-- Begin --

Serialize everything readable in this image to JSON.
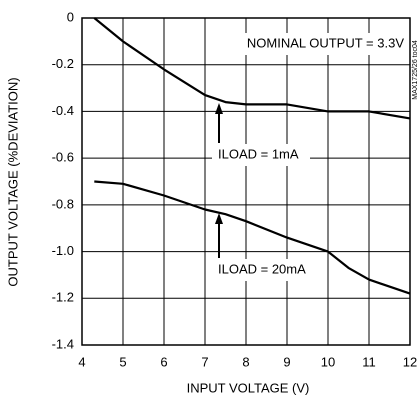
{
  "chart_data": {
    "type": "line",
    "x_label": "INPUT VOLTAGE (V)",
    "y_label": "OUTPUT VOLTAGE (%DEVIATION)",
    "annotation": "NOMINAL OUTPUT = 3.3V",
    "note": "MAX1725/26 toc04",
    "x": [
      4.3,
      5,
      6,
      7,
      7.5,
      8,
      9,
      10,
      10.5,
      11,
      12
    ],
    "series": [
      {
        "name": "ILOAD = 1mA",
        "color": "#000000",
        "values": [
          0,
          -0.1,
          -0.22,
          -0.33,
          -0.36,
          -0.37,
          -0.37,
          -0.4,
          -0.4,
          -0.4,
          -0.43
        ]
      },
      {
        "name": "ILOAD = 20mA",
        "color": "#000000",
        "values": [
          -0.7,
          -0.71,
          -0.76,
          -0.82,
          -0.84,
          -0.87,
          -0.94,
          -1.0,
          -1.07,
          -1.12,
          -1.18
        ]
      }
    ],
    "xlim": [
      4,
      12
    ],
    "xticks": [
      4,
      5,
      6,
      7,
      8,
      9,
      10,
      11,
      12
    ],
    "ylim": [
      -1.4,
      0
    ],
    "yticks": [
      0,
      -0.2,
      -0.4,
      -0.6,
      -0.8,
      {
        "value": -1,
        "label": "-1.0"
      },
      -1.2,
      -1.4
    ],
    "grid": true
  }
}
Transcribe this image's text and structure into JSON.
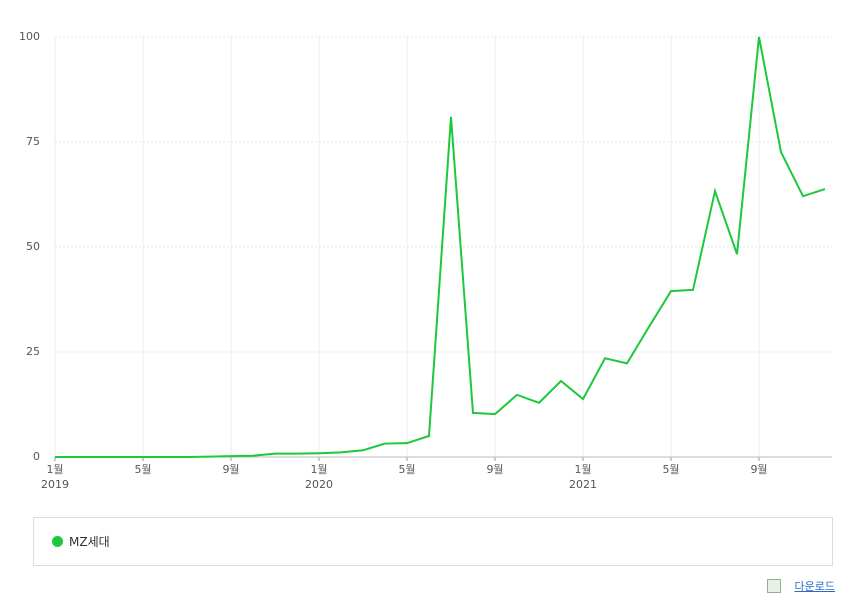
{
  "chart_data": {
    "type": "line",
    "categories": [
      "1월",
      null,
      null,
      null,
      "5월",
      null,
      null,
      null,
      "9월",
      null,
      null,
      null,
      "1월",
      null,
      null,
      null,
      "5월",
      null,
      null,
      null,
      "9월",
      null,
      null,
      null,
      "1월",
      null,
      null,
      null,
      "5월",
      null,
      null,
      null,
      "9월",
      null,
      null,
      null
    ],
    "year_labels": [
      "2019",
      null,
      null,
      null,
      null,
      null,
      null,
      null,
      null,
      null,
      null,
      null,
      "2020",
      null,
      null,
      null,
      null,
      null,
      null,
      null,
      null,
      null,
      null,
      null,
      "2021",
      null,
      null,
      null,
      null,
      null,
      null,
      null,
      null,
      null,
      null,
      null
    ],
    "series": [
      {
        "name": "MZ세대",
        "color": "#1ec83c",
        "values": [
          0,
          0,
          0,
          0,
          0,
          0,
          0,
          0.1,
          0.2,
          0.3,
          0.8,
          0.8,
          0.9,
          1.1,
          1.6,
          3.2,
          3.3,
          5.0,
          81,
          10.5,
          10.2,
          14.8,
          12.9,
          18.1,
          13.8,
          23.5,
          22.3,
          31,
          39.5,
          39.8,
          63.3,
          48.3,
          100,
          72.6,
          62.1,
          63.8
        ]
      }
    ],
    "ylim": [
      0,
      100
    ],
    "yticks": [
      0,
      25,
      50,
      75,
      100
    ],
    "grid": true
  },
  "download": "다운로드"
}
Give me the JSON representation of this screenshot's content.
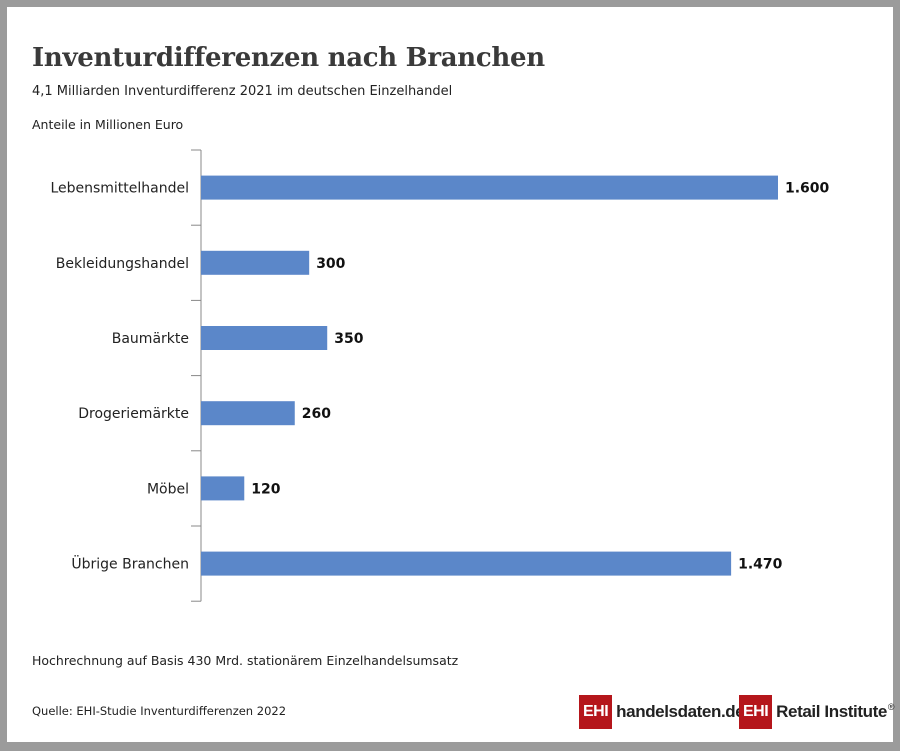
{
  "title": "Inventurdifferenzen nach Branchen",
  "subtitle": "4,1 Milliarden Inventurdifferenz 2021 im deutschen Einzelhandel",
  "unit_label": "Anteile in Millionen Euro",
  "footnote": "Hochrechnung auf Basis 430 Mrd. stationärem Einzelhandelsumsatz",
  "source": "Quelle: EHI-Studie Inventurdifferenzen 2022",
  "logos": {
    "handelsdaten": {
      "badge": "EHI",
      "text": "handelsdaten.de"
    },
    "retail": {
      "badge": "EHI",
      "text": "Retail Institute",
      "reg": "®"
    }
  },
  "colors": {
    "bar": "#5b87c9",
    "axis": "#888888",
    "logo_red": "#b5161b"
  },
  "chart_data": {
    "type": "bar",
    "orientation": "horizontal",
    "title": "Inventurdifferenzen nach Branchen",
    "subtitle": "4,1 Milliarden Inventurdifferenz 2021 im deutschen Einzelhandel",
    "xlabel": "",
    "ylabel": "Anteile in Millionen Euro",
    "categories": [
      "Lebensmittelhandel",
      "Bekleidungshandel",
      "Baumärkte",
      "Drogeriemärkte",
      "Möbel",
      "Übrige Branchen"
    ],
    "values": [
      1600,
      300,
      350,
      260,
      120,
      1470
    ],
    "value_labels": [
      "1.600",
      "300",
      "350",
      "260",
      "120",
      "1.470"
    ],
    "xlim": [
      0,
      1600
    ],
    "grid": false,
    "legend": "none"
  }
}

-- End --

Your instructions:
Write out, word for word, the line containing "Give me the" and each line after it to the end of the data, and nothing more. Drop the pictures.

Finished task:
Give me the JSON representation of this screenshot's content.
{
  "title": "Inventurdifferenzen nach Branchen",
  "subtitle": "4,1 Milliarden Inventurdifferenz 2021 im deutschen Einzelhandel",
  "unit_label": "Anteile in Millionen Euro",
  "footnote": "Hochrechnung auf Basis 430 Mrd. stationärem Einzelhandelsumsatz",
  "source": "Quelle: EHI-Studie Inventurdifferenzen 2022",
  "logos": {
    "handelsdaten": {
      "badge": "EHI",
      "text": "handelsdaten.de"
    },
    "retail": {
      "badge": "EHI",
      "text": "Retail Institute",
      "reg": "®"
    }
  },
  "colors": {
    "bar": "#5b87c9",
    "axis": "#888888",
    "logo_red": "#b5161b"
  },
  "chart_data": {
    "type": "bar",
    "orientation": "horizontal",
    "title": "Inventurdifferenzen nach Branchen",
    "subtitle": "4,1 Milliarden Inventurdifferenz 2021 im deutschen Einzelhandel",
    "xlabel": "",
    "ylabel": "Anteile in Millionen Euro",
    "categories": [
      "Lebensmittelhandel",
      "Bekleidungshandel",
      "Baumärkte",
      "Drogeriemärkte",
      "Möbel",
      "Übrige Branchen"
    ],
    "values": [
      1600,
      300,
      350,
      260,
      120,
      1470
    ],
    "value_labels": [
      "1.600",
      "300",
      "350",
      "260",
      "120",
      "1.470"
    ],
    "xlim": [
      0,
      1600
    ],
    "grid": false,
    "legend": "none"
  }
}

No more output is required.